(Problem) Copy out all the lines in the records that include the word "image".

(Records for this task)
_ _ _

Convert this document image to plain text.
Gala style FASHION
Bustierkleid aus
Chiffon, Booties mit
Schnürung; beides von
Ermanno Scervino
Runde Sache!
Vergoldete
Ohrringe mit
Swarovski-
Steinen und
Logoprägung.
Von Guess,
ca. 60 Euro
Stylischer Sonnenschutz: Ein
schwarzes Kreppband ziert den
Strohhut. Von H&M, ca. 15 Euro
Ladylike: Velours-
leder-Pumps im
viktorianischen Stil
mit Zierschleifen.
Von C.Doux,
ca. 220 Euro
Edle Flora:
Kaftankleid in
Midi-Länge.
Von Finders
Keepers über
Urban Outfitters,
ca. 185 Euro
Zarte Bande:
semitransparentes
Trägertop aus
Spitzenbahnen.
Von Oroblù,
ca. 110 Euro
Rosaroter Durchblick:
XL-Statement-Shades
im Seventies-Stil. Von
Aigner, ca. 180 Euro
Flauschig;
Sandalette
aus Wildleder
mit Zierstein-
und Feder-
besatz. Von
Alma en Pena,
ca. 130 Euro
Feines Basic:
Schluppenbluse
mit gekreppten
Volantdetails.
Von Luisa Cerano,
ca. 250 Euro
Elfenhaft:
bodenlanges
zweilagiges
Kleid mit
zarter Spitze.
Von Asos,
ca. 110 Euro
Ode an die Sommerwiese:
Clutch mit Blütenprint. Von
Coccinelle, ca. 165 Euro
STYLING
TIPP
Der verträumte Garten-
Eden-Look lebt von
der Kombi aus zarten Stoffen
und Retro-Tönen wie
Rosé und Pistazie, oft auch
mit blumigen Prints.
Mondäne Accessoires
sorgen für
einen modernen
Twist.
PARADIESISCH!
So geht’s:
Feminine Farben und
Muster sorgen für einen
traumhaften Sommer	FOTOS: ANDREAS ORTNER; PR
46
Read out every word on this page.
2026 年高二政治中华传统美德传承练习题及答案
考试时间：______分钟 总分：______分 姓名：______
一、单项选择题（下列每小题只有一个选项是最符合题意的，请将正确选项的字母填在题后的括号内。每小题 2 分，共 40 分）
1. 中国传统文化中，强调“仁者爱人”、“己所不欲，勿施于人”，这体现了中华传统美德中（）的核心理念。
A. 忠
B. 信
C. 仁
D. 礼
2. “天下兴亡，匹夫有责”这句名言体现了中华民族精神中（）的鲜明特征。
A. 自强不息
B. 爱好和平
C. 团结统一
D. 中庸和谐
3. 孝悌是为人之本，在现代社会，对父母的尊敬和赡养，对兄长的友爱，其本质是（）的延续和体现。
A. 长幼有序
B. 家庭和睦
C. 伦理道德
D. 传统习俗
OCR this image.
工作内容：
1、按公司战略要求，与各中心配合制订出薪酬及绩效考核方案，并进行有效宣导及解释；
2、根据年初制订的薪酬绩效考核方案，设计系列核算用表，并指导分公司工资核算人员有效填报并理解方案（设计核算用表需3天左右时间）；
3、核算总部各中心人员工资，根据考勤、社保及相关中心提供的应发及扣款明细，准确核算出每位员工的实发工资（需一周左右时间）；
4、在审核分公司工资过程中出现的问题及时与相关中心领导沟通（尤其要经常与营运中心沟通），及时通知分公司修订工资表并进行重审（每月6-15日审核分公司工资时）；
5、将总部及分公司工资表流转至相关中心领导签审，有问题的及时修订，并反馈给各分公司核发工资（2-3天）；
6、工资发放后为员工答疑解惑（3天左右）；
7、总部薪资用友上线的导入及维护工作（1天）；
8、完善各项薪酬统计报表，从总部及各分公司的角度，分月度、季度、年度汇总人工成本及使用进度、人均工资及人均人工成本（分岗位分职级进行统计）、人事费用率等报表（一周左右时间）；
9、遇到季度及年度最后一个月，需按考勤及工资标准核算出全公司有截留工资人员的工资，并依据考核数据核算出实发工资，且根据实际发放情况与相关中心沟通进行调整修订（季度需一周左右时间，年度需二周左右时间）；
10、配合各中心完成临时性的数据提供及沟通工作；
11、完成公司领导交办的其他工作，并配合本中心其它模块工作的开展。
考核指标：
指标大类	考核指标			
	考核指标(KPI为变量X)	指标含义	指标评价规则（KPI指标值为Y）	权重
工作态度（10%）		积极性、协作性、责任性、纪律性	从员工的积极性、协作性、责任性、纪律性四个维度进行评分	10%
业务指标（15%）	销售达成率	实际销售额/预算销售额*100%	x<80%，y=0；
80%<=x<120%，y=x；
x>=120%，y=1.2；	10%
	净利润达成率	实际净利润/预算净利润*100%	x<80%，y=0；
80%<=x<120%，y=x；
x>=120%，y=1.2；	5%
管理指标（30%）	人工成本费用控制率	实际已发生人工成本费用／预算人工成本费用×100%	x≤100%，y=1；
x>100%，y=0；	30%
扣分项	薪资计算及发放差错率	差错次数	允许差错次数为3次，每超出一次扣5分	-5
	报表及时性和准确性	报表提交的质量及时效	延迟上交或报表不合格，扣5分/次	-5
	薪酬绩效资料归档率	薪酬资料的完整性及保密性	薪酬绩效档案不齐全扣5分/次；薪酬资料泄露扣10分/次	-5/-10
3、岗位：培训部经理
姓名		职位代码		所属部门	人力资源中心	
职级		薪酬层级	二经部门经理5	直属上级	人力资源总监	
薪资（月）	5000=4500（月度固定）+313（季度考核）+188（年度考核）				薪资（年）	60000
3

_ _ _

(Result for this exercise)
Convert this document image to plain text.
OCR this image.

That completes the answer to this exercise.